- **The task**:
Go through the entries and count the lines with the string "name" in them. Give only that number.

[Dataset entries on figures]
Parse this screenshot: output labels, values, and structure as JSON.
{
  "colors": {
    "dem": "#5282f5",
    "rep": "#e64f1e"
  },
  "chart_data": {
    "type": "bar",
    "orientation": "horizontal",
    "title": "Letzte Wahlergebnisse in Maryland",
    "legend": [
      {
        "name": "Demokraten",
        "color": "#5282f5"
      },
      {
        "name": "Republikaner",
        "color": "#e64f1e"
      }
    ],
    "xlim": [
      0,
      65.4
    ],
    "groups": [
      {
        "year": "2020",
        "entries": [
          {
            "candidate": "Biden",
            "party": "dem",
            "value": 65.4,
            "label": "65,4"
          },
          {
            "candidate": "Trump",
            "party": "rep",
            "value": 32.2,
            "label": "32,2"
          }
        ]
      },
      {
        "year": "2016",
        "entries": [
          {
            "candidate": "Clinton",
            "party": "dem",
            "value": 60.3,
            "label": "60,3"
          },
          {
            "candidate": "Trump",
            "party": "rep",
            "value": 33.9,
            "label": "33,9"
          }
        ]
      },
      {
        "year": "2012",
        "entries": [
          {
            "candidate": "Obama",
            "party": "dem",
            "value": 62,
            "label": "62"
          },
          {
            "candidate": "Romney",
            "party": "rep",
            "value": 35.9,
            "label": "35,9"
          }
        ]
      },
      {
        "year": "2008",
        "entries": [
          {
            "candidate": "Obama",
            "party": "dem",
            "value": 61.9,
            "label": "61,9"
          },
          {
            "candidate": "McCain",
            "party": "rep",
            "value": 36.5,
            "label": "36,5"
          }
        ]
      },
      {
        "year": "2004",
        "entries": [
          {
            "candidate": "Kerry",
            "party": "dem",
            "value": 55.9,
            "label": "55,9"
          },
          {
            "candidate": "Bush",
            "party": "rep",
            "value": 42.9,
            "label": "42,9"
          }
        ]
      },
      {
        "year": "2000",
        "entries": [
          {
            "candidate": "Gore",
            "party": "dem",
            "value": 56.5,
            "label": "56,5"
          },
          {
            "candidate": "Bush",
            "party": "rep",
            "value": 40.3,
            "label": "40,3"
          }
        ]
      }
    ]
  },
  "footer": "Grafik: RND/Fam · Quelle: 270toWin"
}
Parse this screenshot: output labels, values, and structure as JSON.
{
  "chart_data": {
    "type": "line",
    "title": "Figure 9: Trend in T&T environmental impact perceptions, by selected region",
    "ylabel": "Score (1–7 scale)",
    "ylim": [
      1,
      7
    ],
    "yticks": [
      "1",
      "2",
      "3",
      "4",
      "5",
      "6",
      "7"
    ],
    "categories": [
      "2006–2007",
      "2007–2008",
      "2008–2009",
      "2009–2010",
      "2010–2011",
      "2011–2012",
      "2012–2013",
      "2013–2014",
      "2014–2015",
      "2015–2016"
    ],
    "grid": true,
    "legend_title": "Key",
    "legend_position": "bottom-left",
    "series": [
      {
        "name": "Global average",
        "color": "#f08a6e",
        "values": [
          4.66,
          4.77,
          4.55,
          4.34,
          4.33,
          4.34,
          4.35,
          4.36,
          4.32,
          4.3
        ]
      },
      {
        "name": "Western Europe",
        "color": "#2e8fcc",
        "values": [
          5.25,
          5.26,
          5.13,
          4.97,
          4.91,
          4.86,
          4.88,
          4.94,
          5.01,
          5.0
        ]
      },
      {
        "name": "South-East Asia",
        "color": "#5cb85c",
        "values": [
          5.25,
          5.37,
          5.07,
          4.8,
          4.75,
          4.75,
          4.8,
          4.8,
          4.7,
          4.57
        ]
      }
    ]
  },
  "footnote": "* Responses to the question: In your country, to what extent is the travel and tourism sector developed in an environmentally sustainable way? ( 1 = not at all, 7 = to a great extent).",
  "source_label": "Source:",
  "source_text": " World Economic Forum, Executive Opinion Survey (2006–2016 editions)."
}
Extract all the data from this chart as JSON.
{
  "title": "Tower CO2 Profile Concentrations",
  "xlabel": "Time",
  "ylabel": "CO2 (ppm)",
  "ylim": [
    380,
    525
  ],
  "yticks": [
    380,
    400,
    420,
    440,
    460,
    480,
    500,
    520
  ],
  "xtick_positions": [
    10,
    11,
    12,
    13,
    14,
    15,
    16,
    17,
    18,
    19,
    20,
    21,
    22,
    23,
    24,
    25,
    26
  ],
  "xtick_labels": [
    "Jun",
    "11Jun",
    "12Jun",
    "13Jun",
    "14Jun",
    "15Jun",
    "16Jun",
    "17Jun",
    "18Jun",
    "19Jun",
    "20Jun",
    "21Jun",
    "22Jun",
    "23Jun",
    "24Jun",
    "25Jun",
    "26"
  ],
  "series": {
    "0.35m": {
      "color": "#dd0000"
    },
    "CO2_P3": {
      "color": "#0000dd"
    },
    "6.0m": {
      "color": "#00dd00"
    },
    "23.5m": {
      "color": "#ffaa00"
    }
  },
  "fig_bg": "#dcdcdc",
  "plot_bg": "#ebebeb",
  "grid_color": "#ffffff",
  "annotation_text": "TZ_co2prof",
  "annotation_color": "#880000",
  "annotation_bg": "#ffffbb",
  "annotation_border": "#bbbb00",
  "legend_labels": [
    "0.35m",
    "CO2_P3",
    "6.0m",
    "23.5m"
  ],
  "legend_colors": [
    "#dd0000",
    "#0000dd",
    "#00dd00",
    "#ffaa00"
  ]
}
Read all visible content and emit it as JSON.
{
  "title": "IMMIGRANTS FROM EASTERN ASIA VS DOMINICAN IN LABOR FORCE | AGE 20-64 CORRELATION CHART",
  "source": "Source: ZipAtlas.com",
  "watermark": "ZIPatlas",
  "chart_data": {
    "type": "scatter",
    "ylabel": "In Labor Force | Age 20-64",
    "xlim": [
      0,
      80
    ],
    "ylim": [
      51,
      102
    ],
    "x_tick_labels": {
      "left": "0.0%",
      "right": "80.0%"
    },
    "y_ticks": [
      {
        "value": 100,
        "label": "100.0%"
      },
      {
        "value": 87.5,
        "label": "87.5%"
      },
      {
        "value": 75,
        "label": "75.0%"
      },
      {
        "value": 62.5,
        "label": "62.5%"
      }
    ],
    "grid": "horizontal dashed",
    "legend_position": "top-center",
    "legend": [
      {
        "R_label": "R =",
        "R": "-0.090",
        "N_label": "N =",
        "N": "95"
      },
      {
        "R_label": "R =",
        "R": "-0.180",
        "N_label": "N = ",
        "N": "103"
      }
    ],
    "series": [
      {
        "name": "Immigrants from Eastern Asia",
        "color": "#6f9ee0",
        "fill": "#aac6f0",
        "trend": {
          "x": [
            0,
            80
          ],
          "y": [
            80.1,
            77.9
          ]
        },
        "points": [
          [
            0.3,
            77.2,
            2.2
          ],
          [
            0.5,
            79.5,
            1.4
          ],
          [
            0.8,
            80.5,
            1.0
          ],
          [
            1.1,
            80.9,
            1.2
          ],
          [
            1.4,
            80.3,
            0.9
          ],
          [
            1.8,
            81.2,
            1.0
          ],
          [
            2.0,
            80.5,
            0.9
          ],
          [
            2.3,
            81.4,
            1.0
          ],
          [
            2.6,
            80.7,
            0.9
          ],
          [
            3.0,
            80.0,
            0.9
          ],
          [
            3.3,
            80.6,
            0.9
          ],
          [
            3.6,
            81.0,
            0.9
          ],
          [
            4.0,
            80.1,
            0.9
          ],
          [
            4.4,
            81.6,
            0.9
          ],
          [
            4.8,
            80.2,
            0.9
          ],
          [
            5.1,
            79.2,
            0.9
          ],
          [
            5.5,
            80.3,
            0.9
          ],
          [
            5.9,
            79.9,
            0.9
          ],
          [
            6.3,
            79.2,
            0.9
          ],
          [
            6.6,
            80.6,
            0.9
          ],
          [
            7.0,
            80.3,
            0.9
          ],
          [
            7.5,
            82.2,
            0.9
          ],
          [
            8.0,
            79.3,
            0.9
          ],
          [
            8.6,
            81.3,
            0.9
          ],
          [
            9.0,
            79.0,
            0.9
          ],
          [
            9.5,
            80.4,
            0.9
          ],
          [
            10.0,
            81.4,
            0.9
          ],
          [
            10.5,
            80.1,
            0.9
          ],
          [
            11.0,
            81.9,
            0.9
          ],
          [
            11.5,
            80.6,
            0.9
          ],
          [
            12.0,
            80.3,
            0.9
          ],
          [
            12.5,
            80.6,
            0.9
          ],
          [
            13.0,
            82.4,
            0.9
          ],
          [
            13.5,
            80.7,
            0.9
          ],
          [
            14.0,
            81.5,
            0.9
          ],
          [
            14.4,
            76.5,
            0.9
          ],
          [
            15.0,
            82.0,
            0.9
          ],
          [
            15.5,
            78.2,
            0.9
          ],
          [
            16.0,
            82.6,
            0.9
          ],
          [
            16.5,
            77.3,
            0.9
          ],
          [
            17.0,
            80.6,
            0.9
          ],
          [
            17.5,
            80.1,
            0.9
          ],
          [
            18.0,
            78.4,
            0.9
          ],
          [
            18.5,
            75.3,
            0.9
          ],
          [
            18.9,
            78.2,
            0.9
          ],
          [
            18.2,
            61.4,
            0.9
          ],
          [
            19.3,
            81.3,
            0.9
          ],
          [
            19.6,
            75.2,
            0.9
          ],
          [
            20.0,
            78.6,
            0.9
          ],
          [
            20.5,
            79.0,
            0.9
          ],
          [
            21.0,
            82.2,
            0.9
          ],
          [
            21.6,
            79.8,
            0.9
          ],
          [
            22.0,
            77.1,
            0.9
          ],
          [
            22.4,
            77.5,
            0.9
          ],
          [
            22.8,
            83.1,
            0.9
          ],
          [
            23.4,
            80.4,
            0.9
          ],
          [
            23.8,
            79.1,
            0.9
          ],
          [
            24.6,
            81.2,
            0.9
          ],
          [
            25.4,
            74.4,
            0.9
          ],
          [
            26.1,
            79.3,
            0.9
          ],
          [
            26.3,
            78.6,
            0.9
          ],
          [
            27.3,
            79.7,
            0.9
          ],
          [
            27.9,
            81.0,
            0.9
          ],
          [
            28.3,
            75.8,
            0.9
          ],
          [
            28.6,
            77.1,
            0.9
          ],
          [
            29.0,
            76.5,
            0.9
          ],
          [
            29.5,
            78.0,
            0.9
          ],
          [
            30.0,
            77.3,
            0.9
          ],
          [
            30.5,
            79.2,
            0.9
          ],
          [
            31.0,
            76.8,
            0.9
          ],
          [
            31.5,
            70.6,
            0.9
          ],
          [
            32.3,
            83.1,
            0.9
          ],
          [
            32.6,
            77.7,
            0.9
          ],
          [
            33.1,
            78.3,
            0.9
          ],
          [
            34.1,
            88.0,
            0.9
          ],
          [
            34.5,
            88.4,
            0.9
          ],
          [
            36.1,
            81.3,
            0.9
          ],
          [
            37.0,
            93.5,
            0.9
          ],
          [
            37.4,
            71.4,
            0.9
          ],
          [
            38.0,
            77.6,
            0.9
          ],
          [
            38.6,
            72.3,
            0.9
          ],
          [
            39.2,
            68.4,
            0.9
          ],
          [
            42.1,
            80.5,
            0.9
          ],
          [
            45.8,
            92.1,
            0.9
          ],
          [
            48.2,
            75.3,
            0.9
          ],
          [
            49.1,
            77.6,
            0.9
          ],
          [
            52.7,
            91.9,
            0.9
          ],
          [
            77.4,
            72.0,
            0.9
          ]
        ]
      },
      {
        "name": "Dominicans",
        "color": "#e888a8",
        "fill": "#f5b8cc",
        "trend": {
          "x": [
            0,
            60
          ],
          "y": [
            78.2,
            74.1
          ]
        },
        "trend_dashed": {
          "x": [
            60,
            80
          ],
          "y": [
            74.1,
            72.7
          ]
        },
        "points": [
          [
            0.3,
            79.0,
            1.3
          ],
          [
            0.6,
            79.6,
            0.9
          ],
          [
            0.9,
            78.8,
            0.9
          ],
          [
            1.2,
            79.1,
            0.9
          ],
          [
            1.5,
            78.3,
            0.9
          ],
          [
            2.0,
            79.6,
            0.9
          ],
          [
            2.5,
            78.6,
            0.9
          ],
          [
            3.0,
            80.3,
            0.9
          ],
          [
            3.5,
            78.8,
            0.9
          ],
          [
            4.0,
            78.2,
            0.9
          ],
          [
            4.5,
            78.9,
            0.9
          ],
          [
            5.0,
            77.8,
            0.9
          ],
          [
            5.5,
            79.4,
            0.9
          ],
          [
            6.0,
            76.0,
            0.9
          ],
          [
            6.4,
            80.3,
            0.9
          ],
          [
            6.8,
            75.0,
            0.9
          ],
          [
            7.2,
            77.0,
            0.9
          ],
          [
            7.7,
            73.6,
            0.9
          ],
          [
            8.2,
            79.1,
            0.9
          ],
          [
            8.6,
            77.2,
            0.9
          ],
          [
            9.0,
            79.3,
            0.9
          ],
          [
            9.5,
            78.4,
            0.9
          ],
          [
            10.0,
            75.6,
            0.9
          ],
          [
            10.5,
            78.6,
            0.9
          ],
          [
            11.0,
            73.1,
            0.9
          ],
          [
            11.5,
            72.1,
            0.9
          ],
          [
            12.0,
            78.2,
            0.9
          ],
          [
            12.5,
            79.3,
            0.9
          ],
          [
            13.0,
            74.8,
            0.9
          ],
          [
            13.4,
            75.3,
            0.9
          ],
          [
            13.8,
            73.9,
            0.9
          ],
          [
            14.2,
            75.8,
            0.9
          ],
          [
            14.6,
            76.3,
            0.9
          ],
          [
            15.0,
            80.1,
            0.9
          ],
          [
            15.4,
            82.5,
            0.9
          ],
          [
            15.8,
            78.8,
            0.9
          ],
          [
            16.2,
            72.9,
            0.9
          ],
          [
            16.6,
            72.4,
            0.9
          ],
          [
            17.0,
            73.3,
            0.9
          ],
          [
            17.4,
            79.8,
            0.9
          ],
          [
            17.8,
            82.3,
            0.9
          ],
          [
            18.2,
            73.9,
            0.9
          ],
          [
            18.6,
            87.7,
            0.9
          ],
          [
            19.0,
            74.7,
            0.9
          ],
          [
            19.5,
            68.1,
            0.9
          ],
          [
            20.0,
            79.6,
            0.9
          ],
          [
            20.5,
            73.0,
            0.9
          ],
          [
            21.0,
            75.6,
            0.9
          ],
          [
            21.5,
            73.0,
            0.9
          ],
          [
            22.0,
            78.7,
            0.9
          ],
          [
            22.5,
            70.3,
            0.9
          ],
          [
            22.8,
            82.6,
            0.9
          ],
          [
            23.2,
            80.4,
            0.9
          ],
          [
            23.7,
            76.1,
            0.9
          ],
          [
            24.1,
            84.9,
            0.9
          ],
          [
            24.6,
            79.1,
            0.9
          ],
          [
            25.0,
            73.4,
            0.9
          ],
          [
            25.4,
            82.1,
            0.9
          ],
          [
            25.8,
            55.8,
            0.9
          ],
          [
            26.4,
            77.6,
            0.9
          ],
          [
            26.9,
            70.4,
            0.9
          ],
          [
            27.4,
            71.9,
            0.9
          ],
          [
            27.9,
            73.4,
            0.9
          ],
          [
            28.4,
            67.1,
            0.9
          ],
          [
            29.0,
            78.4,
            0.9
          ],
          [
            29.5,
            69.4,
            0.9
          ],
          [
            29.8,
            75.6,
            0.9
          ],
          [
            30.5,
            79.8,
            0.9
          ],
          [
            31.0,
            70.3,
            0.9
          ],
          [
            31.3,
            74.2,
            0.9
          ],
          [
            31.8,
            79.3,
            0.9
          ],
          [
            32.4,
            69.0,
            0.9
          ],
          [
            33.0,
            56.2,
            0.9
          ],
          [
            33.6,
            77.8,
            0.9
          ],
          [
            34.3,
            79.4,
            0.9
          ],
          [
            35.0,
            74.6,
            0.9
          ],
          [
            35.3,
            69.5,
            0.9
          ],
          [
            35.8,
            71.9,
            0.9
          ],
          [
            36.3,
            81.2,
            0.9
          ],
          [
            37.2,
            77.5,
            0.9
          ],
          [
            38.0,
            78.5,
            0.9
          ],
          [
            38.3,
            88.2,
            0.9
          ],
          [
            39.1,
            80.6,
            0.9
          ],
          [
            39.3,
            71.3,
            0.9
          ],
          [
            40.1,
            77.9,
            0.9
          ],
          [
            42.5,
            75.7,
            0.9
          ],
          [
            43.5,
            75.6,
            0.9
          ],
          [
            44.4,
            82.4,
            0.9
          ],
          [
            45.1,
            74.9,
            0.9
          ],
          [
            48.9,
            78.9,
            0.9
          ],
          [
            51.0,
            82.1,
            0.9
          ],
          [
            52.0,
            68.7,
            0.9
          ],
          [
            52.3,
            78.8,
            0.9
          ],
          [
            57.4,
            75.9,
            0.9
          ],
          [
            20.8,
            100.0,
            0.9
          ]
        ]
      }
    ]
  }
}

- **Result of the task**:
7